→ **Entries shown**:
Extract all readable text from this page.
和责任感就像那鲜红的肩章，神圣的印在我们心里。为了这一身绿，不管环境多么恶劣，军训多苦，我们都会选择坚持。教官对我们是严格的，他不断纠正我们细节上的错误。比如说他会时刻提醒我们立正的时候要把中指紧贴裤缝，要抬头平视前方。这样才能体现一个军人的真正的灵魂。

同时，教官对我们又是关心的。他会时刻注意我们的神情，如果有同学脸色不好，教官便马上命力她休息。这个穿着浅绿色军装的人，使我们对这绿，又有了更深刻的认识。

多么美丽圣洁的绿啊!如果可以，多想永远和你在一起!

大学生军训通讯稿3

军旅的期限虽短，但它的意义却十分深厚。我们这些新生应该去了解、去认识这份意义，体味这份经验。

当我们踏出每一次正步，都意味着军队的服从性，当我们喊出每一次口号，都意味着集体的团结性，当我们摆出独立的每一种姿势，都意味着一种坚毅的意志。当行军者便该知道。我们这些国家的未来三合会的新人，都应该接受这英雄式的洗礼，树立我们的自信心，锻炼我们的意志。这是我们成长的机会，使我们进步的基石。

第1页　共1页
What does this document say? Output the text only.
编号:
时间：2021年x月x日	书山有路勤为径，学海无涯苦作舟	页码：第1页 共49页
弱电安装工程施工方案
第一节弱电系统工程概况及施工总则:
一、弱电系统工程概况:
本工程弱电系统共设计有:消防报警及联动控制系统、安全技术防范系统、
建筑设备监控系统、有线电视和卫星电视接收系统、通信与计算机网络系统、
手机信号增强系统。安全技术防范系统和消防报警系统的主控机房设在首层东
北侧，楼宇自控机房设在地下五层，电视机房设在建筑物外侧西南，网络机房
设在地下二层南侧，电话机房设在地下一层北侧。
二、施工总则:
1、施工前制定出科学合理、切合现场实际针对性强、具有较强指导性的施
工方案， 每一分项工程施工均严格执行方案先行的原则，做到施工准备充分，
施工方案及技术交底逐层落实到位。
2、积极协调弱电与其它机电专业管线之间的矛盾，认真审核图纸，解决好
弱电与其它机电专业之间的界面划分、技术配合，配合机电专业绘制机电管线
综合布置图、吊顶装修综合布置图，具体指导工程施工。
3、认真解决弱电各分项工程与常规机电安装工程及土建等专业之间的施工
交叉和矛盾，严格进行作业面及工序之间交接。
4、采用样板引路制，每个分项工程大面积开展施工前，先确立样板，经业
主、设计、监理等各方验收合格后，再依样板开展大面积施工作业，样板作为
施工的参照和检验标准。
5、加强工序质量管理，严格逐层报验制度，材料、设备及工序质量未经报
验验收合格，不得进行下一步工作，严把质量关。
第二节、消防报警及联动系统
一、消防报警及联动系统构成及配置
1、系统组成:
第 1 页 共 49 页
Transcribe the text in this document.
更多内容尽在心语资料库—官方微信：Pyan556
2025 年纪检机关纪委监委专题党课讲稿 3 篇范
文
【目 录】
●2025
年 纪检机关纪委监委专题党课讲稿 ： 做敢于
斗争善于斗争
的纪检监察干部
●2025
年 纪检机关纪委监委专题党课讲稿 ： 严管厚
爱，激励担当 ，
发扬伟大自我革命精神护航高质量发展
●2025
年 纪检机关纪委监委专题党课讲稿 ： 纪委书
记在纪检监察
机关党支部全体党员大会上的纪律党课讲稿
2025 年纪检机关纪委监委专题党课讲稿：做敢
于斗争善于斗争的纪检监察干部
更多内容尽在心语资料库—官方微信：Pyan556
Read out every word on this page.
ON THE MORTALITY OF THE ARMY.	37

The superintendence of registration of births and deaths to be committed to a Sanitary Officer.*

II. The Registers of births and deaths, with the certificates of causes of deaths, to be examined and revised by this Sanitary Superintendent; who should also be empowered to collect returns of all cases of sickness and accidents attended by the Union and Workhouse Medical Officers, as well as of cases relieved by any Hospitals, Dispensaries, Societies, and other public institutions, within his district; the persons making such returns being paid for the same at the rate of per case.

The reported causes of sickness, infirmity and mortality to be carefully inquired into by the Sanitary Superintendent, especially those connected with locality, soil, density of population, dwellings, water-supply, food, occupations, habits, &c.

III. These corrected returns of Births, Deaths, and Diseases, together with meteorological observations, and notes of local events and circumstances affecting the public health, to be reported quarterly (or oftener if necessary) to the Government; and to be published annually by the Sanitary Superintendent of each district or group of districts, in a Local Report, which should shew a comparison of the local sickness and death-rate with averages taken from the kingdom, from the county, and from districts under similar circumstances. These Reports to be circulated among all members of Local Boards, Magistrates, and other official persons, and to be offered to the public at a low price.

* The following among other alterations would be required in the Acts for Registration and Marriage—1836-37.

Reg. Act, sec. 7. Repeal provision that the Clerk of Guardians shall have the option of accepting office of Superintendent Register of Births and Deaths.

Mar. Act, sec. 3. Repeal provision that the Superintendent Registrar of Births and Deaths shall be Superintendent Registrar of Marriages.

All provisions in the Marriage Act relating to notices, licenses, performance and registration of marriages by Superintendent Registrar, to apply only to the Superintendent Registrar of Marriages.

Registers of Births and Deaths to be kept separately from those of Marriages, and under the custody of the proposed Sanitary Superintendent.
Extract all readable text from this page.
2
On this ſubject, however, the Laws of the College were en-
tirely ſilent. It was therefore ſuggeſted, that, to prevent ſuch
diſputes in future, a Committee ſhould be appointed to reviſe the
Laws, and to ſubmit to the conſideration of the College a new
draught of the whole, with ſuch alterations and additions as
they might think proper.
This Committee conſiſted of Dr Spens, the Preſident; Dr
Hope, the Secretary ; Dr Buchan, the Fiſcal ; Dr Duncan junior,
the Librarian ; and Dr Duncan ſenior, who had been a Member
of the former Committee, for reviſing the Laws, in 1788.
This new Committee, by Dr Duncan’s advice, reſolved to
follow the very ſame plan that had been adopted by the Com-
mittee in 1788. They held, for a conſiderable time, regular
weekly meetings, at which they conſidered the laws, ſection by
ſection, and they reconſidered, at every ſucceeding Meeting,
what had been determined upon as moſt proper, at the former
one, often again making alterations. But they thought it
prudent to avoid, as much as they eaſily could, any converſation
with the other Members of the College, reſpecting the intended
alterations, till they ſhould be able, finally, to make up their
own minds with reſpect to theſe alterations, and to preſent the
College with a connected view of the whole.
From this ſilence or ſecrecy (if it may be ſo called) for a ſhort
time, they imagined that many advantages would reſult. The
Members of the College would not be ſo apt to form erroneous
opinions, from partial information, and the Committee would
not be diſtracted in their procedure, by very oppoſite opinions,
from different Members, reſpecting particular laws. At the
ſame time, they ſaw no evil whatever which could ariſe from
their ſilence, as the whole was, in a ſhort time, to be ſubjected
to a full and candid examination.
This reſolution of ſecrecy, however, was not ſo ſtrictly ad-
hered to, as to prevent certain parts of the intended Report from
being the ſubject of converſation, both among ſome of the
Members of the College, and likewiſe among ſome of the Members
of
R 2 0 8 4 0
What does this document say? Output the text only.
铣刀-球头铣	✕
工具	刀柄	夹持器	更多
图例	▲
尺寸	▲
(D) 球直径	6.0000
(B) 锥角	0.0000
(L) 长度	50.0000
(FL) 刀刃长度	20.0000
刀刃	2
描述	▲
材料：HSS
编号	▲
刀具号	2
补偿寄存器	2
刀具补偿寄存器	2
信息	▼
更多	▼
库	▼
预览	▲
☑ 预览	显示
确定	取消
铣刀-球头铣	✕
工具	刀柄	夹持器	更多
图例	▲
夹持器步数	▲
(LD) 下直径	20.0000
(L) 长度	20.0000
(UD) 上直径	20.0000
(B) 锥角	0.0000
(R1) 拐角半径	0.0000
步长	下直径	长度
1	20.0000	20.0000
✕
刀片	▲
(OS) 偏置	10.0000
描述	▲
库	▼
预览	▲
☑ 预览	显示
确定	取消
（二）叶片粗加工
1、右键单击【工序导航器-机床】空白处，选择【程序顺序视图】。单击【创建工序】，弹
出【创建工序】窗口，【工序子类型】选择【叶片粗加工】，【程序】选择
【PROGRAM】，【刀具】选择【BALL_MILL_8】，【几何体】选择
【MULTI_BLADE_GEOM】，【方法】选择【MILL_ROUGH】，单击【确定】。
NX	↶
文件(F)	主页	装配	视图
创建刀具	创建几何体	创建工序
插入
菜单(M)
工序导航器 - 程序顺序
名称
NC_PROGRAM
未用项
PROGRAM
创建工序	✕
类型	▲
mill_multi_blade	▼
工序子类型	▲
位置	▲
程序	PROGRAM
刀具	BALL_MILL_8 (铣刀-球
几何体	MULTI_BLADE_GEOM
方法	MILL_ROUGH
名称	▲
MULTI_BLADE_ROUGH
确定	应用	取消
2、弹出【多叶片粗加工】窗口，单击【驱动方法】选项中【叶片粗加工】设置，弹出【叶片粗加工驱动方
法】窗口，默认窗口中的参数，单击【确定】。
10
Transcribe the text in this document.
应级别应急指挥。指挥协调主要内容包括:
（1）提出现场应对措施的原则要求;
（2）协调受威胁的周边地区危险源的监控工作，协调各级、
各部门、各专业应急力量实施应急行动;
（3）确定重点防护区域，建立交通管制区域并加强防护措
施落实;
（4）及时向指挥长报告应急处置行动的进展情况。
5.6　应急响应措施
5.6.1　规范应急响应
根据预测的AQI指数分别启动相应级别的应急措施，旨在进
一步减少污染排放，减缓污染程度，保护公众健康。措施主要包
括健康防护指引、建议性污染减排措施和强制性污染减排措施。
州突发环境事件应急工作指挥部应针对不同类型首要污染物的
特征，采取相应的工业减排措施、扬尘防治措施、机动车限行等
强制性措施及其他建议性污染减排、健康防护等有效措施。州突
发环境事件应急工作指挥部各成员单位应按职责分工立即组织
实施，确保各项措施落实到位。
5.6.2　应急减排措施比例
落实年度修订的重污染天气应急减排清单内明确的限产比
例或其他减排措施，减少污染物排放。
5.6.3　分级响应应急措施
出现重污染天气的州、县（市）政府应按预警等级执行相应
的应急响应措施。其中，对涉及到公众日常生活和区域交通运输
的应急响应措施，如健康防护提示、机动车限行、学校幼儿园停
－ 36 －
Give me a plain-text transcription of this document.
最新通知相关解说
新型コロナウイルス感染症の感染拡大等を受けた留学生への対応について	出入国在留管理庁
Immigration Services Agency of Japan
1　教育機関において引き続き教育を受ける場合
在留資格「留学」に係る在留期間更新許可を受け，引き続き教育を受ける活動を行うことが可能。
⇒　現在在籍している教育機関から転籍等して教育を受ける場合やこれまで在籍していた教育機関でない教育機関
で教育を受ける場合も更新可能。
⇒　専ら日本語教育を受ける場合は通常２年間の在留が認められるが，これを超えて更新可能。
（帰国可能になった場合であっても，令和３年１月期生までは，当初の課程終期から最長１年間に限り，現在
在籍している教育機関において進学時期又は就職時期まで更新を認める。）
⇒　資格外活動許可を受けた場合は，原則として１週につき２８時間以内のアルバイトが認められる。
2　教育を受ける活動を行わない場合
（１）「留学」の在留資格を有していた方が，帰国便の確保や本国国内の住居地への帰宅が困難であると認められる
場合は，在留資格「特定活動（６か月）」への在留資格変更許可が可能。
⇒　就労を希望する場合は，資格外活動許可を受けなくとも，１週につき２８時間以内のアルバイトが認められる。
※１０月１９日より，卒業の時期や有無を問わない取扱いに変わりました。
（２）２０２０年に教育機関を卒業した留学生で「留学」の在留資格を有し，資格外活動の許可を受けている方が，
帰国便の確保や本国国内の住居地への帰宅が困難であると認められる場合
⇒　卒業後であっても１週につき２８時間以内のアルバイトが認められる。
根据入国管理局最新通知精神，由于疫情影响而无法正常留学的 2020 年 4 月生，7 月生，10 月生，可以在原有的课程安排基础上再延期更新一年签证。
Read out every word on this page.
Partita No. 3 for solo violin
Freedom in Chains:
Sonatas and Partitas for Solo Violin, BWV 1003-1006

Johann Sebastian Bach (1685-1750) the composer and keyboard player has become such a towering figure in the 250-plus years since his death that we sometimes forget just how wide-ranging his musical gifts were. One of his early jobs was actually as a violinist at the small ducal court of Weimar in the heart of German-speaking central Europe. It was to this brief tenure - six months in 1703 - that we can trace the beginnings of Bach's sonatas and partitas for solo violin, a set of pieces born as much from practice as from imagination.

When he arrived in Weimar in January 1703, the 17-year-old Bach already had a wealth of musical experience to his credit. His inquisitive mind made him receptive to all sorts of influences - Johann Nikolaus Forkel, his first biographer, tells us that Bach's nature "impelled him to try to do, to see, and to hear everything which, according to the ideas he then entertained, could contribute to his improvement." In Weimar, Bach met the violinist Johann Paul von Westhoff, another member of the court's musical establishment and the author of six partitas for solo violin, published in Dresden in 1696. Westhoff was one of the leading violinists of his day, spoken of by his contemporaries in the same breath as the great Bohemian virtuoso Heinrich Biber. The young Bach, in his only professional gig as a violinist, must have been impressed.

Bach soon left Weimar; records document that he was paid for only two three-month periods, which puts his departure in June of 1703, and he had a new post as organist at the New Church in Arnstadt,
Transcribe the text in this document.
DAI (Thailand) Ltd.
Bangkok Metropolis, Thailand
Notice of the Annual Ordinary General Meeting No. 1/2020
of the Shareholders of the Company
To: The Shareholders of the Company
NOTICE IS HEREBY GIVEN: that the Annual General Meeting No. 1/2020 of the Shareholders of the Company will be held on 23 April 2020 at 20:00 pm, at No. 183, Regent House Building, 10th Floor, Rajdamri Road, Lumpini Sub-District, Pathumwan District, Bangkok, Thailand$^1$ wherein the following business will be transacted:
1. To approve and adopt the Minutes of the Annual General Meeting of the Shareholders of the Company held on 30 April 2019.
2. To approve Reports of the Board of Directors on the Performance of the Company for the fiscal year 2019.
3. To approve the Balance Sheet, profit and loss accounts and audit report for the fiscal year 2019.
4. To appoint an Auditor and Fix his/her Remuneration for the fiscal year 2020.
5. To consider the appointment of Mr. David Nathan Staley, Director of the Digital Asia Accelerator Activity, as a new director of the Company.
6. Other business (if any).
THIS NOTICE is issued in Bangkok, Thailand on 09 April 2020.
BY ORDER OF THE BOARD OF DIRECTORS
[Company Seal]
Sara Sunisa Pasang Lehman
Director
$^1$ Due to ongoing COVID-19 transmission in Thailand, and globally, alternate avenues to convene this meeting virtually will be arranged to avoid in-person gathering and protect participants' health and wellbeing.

→ **What you need to do**: Output nothing but the number of lines in the data containing the string "College".

→ **The response**: 6